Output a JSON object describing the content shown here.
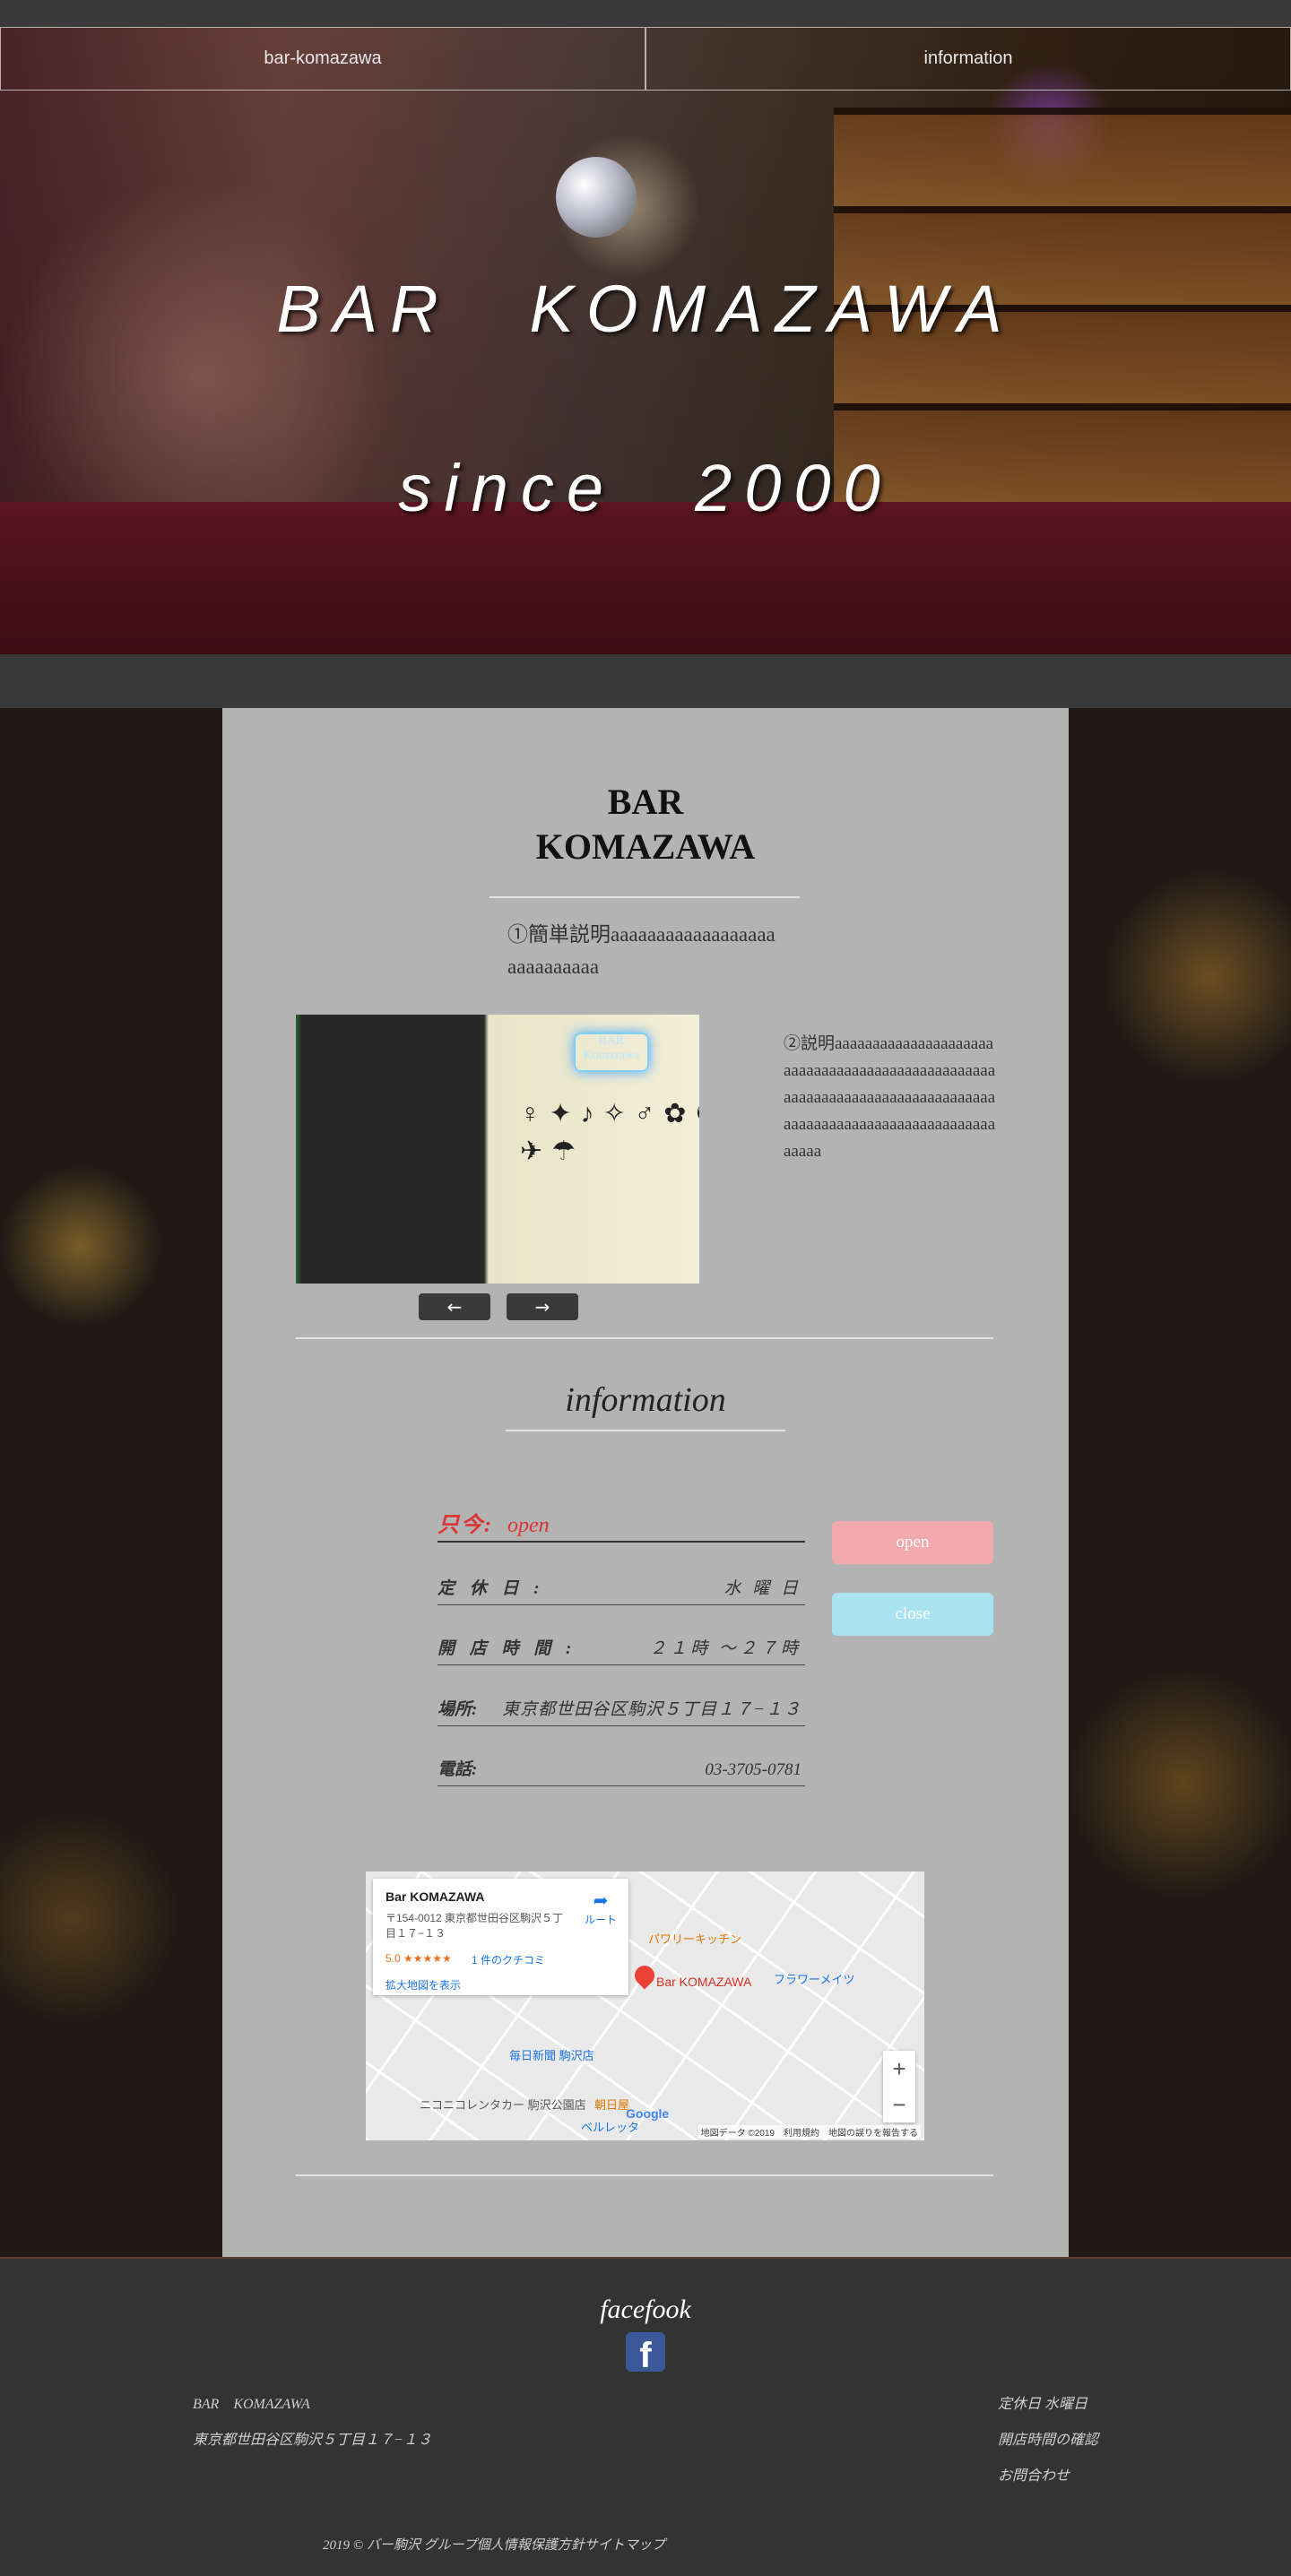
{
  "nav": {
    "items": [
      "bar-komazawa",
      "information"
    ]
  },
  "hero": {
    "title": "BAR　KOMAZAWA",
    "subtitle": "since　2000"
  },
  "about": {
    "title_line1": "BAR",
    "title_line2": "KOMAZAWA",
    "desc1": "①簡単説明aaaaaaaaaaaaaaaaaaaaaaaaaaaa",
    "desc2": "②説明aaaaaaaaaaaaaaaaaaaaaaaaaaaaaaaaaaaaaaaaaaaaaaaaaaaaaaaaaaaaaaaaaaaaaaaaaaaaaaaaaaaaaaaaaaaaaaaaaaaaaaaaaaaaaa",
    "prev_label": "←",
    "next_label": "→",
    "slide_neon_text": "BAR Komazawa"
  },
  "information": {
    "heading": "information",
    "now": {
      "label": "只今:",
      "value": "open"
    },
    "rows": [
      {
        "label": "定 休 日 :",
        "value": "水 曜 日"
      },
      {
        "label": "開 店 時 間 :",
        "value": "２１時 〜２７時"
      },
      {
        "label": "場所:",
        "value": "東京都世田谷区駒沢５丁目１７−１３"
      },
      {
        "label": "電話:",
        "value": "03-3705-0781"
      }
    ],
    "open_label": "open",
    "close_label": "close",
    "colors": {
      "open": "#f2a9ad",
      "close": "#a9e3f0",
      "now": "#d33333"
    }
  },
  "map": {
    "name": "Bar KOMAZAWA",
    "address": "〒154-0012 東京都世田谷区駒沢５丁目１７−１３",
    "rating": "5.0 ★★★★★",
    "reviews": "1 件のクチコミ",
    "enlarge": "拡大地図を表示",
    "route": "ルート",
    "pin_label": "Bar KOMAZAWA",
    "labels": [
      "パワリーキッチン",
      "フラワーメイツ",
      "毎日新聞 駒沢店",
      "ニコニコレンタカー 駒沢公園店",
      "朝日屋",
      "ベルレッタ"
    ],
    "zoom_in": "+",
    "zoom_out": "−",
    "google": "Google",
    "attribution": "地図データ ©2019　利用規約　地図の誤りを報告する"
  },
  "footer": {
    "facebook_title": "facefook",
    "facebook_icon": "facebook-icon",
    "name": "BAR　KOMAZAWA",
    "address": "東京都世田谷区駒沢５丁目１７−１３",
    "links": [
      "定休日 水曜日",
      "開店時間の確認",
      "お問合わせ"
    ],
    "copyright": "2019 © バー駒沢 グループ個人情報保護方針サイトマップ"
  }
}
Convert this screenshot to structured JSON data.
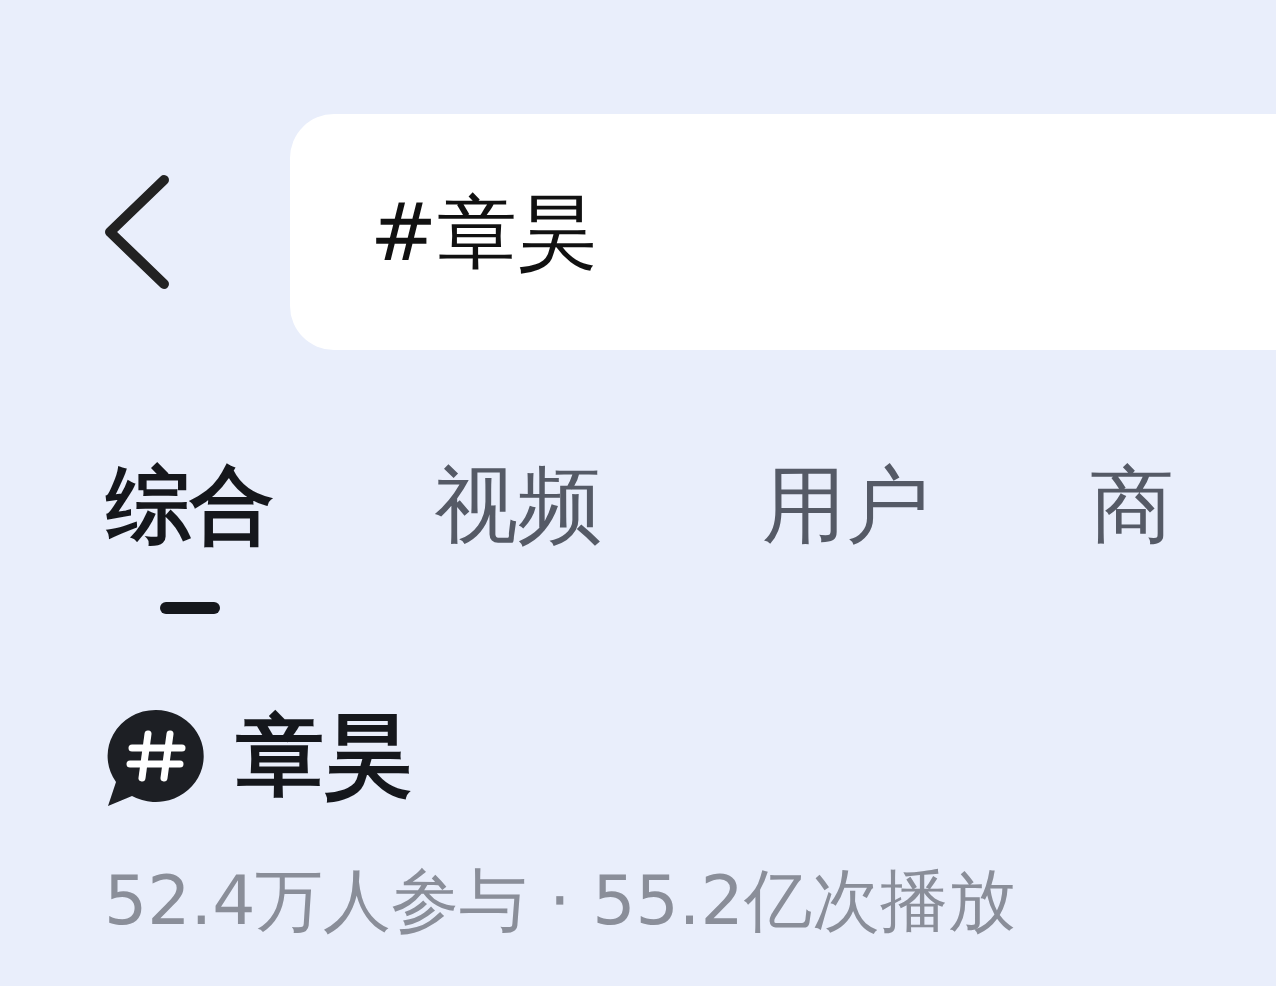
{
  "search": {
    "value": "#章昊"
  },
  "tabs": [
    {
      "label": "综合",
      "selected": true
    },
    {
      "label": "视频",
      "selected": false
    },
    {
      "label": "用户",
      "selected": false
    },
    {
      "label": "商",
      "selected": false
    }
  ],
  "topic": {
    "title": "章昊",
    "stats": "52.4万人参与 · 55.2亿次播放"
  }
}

———

▶ **Requirements**: Reproduce all of the data exactly; the pictures do not belong in the copy.

▶ **Completed exercise**:
Output a JSON object describing the content shown here.
{
  "nav": {
    "items": [
      "bar-komazawa",
      "information"
    ]
  },
  "hero": {
    "title": "BAR　KOMAZAWA",
    "subtitle": "since　2000"
  },
  "about": {
    "title_line1": "BAR",
    "title_line2": "KOMAZAWA",
    "desc1": "①簡単説明aaaaaaaaaaaaaaaaaaaaaaaaaaaa",
    "desc2": "②説明aaaaaaaaaaaaaaaaaaaaaaaaaaaaaaaaaaaaaaaaaaaaaaaaaaaaaaaaaaaaaaaaaaaaaaaaaaaaaaaaaaaaaaaaaaaaaaaaaaaaaaaaaaaaaa",
    "prev_label": "←",
    "next_label": "→",
    "slide_neon_text": "BAR Komazawa"
  },
  "information": {
    "heading": "information",
    "now": {
      "label": "只今:",
      "value": "open"
    },
    "rows": [
      {
        "label": "定 休 日 :",
        "value": "水 曜 日"
      },
      {
        "label": "開 店 時 間 :",
        "value": "２１時 〜２７時"
      },
      {
        "label": "場所:",
        "value": "東京都世田谷区駒沢５丁目１７−１３"
      },
      {
        "label": "電話:",
        "value": "03-3705-0781"
      }
    ],
    "open_label": "open",
    "close_label": "close",
    "colors": {
      "open": "#f2a9ad",
      "close": "#a9e3f0",
      "now": "#d33333"
    }
  },
  "map": {
    "name": "Bar KOMAZAWA",
    "address": "〒154-0012 東京都世田谷区駒沢５丁目１７−１３",
    "rating": "5.0 ★★★★★",
    "reviews": "1 件のクチコミ",
    "enlarge": "拡大地図を表示",
    "route": "ルート",
    "pin_label": "Bar KOMAZAWA",
    "labels": [
      "パワリーキッチン",
      "フラワーメイツ",
      "毎日新聞 駒沢店",
      "ニコニコレンタカー 駒沢公園店",
      "朝日屋",
      "ベルレッタ"
    ],
    "zoom_in": "+",
    "zoom_out": "−",
    "google": "Google",
    "attribution": "地図データ ©2019　利用規約　地図の誤りを報告する"
  },
  "footer": {
    "facebook_title": "facefook",
    "facebook_icon": "facebook-icon",
    "name": "BAR　KOMAZAWA",
    "address": "東京都世田谷区駒沢５丁目１７−１３",
    "links": [
      "定休日 水曜日",
      "開店時間の確認",
      "お問合わせ"
    ],
    "copyright": "2019 © バー駒沢 グループ個人情報保護方針サイトマップ"
  }
}
Convert this screenshot to structured JSON data.
{
  "search": {
    "value": "#章昊"
  },
  "tabs": [
    {
      "label": "综合",
      "selected": true
    },
    {
      "label": "视频",
      "selected": false
    },
    {
      "label": "用户",
      "selected": false
    },
    {
      "label": "商",
      "selected": false
    }
  ],
  "topic": {
    "title": "章昊",
    "stats": "52.4万人参与 · 55.2亿次播放"
  }
}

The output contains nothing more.